Теперь весь музыкальный мир аплодировал ему. С помощью Брайана «Стоунз» в очередной раз заняли 1-е место в сингловых хит-парадах в Британии и Штатах. Рок-н-ролл благодаря нему открылся для восточных музыкальных влияний. Однако отношения Брайана с остальными участниками «Роллинг Стоунз» продолжали ухудшаться. Брайан подозревал, что будто даже после того, как он блестяще сыграл в “Paint It Black”, презрение к нему выливалось в разговорах о его музыкальной силе и игре на ситаре. Однако остальные участники группы пока не подтверждали его подозрений.

Мастерство игры Брайана на не-рок-н-ролльных музыкальных инструментах считается непревзойденным. В “Lady Jane” Брайан придает песне своей игрой на клавесине и цимбалах (dulcimer) «елизаветинский» характер, которые превосходно иллюстрируют содержание песни. В то время никто еще не использовал цимбалы в рок-композициях. По словам его самого, на создание этой партии его вдохновило творчество Ричарда Фариньи. Для концертного исполнения песни были специально изготовлены цимбалы с электрическим звукоснимателем. Брайан сыграл на цимбалах также в “I Am Waiting”, а на маримбе — в “Under My Thumb” и “Out Of Time”. Но самой оригинальной его партией была, думается, губная гармоника на “Goin’ Home”, которая определила новые пути для всех исполнителей на этом инструменте.

--

Задания
- a) Чьё творчество, согласно тексту о Брайане, вдохновило его на партию цимбал в “Lady Jane”?
- b) Перепишите фрагмент текста о Брайане между «Мастерство игры Брайана» и «на этом инструменте.», включая оба.
Опирайтесь только на текст.

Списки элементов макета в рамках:
--

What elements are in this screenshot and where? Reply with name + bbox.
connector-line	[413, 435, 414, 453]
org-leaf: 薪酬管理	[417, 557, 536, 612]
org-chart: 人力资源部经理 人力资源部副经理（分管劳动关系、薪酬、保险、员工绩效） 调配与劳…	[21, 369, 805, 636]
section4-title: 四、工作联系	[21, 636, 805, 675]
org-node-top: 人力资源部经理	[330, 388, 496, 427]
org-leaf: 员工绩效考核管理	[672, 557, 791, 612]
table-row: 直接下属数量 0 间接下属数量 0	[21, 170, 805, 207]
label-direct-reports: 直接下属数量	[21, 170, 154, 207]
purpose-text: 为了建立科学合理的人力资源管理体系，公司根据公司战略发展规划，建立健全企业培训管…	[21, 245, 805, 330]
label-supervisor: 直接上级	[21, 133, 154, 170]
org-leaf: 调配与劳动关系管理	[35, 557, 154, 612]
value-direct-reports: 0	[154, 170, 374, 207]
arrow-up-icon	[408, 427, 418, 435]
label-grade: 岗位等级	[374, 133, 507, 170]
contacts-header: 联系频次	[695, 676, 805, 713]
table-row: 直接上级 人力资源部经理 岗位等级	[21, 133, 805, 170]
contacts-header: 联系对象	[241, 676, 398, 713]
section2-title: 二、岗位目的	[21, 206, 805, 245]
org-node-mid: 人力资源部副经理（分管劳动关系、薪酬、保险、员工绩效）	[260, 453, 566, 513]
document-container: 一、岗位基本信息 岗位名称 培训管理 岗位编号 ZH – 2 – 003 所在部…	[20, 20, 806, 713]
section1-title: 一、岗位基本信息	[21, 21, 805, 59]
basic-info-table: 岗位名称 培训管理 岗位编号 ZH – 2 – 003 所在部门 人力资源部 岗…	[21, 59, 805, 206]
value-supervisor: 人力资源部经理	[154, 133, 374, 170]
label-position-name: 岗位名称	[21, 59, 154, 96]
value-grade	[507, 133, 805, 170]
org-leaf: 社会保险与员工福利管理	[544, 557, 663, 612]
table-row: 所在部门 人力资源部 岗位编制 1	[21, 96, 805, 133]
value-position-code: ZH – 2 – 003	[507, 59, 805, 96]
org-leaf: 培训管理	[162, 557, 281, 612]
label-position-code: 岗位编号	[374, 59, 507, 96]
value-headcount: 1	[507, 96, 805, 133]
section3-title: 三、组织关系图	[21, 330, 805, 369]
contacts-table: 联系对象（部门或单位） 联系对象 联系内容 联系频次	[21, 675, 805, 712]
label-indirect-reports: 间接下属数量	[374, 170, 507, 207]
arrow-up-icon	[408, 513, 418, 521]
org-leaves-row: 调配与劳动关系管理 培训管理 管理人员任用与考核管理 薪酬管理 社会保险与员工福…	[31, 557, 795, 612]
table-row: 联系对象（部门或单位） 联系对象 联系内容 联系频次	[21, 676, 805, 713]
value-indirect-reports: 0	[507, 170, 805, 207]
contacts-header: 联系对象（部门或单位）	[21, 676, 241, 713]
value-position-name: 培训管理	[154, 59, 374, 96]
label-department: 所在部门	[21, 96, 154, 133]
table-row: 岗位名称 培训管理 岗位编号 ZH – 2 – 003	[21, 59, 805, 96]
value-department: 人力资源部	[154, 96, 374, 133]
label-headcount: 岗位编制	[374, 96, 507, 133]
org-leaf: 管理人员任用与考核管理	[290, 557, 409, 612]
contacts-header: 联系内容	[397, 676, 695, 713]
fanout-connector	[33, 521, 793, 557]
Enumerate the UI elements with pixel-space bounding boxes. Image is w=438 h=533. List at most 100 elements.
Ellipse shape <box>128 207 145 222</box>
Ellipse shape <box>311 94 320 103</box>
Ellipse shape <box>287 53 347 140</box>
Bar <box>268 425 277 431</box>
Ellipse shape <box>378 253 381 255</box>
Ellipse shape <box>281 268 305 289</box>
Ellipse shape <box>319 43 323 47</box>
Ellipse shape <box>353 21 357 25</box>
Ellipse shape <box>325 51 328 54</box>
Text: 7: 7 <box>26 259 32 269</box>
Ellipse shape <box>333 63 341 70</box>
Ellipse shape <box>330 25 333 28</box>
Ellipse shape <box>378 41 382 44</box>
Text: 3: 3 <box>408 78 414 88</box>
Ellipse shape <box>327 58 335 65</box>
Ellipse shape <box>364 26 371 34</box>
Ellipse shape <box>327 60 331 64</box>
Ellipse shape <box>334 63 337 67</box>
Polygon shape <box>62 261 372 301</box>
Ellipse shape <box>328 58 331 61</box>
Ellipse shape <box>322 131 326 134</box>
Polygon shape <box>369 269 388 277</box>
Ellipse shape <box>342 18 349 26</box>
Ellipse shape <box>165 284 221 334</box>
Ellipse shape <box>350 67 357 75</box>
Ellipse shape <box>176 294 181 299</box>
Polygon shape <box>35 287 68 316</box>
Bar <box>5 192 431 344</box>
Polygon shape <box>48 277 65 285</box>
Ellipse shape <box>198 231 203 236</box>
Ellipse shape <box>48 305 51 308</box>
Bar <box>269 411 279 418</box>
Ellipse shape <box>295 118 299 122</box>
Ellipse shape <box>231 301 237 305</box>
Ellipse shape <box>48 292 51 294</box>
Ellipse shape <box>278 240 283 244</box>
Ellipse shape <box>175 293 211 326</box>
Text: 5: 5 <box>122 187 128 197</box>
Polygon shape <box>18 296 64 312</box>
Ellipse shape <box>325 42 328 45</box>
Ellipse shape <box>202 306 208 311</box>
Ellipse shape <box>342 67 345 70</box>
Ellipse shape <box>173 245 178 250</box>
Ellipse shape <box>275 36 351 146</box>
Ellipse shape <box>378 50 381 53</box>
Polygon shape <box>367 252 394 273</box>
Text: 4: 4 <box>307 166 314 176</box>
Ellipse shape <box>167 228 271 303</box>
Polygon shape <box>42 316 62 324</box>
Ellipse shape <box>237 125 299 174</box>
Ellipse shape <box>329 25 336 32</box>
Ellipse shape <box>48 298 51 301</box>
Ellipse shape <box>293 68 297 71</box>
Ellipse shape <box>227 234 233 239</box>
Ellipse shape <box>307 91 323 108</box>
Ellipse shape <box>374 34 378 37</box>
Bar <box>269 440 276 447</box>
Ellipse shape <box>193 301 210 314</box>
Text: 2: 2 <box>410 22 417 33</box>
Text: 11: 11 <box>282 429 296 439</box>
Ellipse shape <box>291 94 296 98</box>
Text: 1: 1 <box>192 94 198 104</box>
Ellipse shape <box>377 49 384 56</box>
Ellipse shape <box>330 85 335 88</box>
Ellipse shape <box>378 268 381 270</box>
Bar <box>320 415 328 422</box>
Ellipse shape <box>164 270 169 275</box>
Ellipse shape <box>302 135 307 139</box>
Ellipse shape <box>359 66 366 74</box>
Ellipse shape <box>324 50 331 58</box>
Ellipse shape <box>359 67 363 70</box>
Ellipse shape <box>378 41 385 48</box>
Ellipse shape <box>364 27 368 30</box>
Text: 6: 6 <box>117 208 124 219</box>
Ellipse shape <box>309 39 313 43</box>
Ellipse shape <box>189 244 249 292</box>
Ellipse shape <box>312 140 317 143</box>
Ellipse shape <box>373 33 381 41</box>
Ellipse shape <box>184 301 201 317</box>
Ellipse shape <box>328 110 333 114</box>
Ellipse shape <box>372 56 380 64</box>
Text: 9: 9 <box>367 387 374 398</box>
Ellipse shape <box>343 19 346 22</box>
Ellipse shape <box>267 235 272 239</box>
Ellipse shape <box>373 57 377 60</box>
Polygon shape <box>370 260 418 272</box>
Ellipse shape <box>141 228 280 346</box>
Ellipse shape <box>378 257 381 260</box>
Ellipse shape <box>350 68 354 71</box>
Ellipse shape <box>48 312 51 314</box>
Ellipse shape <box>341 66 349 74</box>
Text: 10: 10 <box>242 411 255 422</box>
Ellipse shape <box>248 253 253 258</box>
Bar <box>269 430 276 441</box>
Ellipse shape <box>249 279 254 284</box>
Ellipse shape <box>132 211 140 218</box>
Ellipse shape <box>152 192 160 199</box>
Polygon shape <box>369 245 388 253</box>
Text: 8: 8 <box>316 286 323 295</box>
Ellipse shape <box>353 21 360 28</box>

--

Ответы по заданиям
- a) Творчество Ричарда Фариньи.

- b)
Мастерство игры Брайана на не-рок-н-ролльных музыкальных инструментах считается непревзойденным. В “Lady Jane” Брайан придает песне своей игрой на клавесине и цимбалах (dulcimer) «елизаветинский» характер, которые превосходно иллюстрируют содержание песни. В то время никто еще не использовал цимбалы в рок-композициях. По словам его самого, на создание этой партии его вдохновило творчество Ричарда Фариньи. Для концертного исполнения песни были специально изготовлены цимбалы с электрическим звукоснимателем. Брайан сыграл на цимбалах также в “I Am Waiting”, а на маримбе — в “Under My Thumb” и “Out Of Time”. Но самой оригинальной его партией была, думается, губная гармоника на “Goin’ Home”, которая определила новые пути для всех исполнителей на этом инструменте.